**SUPPLIED RECORDS**
* * * * *
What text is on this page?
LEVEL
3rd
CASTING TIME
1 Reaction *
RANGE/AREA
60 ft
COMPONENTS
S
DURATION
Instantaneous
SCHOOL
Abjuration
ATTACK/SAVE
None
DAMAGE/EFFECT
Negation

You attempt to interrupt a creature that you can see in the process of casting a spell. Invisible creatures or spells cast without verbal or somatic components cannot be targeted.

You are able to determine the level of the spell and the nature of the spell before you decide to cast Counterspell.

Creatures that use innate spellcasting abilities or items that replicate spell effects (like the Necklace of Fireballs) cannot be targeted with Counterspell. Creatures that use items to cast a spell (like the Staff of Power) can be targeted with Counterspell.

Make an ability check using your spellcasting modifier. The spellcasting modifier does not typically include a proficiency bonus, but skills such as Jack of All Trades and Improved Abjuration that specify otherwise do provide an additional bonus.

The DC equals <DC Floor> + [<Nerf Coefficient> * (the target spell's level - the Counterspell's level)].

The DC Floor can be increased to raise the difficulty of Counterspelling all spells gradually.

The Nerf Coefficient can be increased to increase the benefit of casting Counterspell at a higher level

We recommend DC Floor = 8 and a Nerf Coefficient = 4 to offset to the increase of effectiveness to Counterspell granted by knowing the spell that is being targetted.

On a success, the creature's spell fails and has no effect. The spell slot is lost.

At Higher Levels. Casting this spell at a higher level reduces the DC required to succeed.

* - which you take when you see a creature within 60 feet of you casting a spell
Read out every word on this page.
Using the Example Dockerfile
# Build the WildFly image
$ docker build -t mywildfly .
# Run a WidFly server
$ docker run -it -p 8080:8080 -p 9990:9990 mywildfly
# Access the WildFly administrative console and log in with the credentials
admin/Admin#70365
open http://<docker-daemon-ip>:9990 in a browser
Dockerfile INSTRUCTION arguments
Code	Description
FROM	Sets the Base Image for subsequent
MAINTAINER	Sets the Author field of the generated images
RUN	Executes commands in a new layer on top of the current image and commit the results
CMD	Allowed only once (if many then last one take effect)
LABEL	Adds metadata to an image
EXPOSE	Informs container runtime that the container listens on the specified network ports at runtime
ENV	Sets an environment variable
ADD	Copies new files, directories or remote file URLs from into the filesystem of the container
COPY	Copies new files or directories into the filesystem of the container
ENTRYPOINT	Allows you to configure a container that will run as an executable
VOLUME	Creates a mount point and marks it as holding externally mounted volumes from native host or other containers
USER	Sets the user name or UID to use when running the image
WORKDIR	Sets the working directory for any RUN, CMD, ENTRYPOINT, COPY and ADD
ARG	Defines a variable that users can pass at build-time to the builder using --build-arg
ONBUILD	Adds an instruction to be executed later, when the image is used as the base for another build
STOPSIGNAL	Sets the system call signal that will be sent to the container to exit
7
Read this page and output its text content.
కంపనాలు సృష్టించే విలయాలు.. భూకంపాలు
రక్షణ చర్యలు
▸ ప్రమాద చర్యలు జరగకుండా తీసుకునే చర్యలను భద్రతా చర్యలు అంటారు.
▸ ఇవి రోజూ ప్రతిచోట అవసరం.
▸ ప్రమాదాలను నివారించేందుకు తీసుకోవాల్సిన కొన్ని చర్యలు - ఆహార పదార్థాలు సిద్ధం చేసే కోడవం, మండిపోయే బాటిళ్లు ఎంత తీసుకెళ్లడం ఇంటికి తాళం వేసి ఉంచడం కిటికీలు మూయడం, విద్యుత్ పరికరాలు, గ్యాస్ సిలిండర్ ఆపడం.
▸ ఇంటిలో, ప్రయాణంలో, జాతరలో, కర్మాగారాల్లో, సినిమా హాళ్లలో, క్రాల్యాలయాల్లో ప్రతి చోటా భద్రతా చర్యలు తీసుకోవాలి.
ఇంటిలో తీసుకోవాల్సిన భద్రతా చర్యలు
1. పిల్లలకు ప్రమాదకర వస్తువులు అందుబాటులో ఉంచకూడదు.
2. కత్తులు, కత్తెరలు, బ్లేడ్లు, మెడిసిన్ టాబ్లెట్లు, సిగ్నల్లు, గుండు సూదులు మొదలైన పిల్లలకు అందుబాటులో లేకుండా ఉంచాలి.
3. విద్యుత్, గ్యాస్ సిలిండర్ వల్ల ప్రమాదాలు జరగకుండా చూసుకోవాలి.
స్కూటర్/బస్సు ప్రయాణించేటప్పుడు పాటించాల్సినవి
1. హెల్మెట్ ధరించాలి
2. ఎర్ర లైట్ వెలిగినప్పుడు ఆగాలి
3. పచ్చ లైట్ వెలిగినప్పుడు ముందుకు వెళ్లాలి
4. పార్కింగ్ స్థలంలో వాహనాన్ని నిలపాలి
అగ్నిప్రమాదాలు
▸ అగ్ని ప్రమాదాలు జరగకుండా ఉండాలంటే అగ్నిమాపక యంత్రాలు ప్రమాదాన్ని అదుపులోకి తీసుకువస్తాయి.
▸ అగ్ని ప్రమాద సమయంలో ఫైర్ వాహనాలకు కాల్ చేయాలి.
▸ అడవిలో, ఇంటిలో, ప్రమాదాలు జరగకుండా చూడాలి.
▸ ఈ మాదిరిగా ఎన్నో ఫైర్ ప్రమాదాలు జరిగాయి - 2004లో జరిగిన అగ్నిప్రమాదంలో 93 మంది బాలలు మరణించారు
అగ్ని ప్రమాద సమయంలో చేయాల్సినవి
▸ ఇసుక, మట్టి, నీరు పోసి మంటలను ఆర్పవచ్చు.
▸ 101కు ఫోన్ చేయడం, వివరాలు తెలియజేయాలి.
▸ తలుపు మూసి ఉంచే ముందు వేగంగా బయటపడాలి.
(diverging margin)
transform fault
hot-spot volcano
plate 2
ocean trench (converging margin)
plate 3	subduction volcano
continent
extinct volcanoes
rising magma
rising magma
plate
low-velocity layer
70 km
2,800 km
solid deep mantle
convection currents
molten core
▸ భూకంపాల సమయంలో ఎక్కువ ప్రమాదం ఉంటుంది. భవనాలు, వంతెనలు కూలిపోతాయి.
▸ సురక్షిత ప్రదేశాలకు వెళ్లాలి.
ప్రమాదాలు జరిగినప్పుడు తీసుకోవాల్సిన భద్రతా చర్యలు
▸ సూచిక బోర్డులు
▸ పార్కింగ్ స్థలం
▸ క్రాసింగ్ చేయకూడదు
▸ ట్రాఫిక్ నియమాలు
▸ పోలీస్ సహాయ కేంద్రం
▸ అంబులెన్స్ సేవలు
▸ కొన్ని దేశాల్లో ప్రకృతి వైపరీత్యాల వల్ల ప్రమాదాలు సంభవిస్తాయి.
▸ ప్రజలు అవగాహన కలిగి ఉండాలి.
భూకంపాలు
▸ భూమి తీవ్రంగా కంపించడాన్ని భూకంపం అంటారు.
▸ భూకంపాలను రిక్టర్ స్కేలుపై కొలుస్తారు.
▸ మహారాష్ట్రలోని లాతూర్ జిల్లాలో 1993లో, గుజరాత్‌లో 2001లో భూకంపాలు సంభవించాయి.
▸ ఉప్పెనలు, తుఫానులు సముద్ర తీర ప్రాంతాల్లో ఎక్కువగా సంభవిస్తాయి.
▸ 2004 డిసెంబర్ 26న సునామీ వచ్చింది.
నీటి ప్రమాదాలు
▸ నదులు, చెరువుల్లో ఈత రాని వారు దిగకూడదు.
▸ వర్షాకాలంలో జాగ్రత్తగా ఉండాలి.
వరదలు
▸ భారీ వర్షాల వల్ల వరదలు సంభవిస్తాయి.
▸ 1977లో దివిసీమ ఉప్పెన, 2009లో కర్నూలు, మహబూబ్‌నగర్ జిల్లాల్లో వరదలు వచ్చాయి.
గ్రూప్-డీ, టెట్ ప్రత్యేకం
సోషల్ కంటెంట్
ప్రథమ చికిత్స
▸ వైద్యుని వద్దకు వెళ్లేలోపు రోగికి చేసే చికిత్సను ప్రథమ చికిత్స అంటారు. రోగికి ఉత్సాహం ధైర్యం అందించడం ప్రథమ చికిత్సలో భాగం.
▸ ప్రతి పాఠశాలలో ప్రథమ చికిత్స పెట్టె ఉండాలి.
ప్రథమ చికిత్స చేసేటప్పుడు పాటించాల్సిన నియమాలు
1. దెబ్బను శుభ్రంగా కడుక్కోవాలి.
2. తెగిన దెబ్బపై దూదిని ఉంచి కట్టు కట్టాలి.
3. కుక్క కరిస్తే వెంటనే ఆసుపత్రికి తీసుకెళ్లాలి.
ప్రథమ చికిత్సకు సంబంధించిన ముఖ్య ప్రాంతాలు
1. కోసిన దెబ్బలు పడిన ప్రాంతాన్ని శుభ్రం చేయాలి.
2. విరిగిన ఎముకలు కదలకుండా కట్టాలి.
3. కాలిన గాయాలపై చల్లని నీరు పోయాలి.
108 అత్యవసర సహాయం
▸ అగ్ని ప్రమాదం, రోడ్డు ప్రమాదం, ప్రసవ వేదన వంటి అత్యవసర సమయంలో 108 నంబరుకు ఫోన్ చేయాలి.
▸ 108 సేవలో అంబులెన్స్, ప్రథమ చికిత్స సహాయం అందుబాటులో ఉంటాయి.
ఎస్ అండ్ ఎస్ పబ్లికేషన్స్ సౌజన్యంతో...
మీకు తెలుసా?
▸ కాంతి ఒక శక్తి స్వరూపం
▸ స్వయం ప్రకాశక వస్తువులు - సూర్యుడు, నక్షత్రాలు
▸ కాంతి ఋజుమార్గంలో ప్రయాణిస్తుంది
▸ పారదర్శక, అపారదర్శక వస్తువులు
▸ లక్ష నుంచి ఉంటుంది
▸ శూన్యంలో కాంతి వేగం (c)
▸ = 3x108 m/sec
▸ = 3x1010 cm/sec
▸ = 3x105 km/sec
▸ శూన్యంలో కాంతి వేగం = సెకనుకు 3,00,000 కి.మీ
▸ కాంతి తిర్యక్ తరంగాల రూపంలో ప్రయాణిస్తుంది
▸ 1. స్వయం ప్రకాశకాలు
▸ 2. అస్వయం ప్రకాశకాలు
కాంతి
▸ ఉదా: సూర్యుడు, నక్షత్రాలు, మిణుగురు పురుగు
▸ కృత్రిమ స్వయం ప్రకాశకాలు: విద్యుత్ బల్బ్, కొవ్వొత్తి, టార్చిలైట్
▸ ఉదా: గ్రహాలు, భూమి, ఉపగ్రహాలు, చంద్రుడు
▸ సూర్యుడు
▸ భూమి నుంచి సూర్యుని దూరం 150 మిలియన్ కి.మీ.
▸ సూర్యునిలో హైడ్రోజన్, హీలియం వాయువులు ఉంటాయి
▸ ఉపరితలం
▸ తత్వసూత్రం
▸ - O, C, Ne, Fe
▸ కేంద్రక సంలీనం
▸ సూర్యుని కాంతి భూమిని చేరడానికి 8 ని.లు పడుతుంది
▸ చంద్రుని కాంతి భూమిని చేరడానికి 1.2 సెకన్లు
* * * * *
**PROBLEM TO WORK ON**
Gather and return every line that holds the string "Copies".

**REPLY**
ADD	Copies new files, directories or remote file URLs from into the filesystem of the container
COPY	Copies new files or directories into the filesystem of the container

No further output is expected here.